• **WHAT THE EXERCISE ASKS**
Retype the lines of the items below exactly, beginning at the line that contains "seismic-title: Lukuledi -1" and stopping after the line that contains "bed-5737 xyxy=(212,328,264,334)".
── EXERCISE INPUT ──
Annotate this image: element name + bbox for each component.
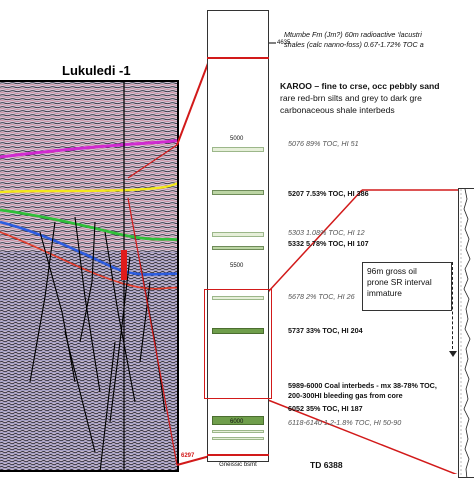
seismic-title: Lukuledi -1 xyxy=(62,63,131,78)
depth-label-6297: 6297 xyxy=(180,453,196,459)
sample-5678: 5678 2% TOC, HI 26 xyxy=(288,292,355,301)
horizon-yellow xyxy=(0,182,177,194)
karoo-line3: carbonaceous shale interbeds xyxy=(280,105,395,115)
bed-5737 xyxy=(212,328,264,334)
gross-sr-box: 96m gross oil prone SR interval immature xyxy=(362,262,452,311)
sample-6052: 6052 35% TOC, HI 187 xyxy=(288,404,363,413)
bed-5678 xyxy=(212,296,264,300)
interval-link-bottom xyxy=(267,399,458,474)
mtumbe-note-line2: shales (calc nanno-foss) 0.67-1.72% TOC … xyxy=(284,40,424,49)
gross-line2: prone SR interval xyxy=(367,277,432,287)
bed-6118 xyxy=(212,437,264,440)
sample-5989-line2: 200-300HI bleeding gas from core xyxy=(288,391,403,400)
bed-5303 xyxy=(212,232,264,237)
sample-5332: 5332 5.78% TOC, HI 107 xyxy=(288,239,369,248)
interval-link-top xyxy=(267,189,363,293)
horizon-magenta xyxy=(0,139,177,159)
sample-5207: 5207 7.53% TOC, HI 386 xyxy=(288,189,369,198)
gross-line3: immature xyxy=(367,288,402,298)
sr-interval-marker xyxy=(121,250,127,280)
karoo-line2: rare red-brn silts and grey to dark gre xyxy=(280,93,422,103)
gross-line1: 96m gross oil xyxy=(367,266,417,276)
sample-5303: 5303 1.08% TOC, HI 12 xyxy=(288,228,365,237)
sample-6118: 6118-6140 1.2-1.8% TOC, HI 50-90 xyxy=(288,418,402,427)
depth-label-5500: 5500 xyxy=(229,263,245,269)
sample-5076: 5076 89% TOC, HI 51 xyxy=(288,139,359,148)
depth-label-4635: 4635 xyxy=(276,40,292,46)
right-log-trace xyxy=(460,189,471,477)
basement-label: Gneissic bsmt xyxy=(219,462,257,468)
sample-5737: 5737 33% TOC, HI 204 xyxy=(288,326,363,335)
sample-5989-line1: 5989-6000 Coal interbeds - mx 38-78% TOC… xyxy=(288,381,437,390)
karoo-description: KAROO – fine to crse, occ pebbly sand ra… xyxy=(280,80,440,116)
callout-link-bottom xyxy=(127,197,178,466)
mtumbe-note-line1: Mtumbe Fm (Jm?) 60m radioactive ‘lacustr… xyxy=(284,30,422,39)
td-label: TD 6388 xyxy=(310,460,343,470)
log-top-marker xyxy=(207,57,269,59)
karoo-line1: KAROO – fine to crse, occ pebbly sand xyxy=(280,81,440,91)
right-log-strip xyxy=(458,188,474,478)
interval-arrowhead xyxy=(449,351,457,357)
callout-top-line xyxy=(176,57,211,146)
interval-dashed-arrow xyxy=(452,262,454,354)
bed-5332 xyxy=(212,246,264,250)
horizon-green xyxy=(0,208,177,242)
horizon-blue xyxy=(0,220,177,276)
sr-interval-box xyxy=(204,289,272,399)
bed-5207 xyxy=(212,190,264,195)
bed-6052 xyxy=(212,430,264,433)
callout-link-top xyxy=(127,144,178,179)
bed-5989-6000 xyxy=(212,416,264,425)
depth-label-6000: 6000 xyxy=(230,419,244,425)
depth-label-5000: 5000 xyxy=(229,136,245,142)
log-base-marker xyxy=(207,454,269,456)
callout-bottom-line xyxy=(176,455,211,466)
bed-5076 xyxy=(212,147,264,152)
───
• **REPLY**
seismic-title: Lukuledi -1 xyxy=(62,63,131,78)
depth-label-6297: 6297 xyxy=(180,453,196,459)
sample-5678: 5678 2% TOC, HI 26 xyxy=(288,292,355,301)
horizon-yellow xyxy=(0,182,177,194)
karoo-line3: carbonaceous shale interbeds xyxy=(280,105,395,115)
bed-5737 xyxy=(212,328,264,334)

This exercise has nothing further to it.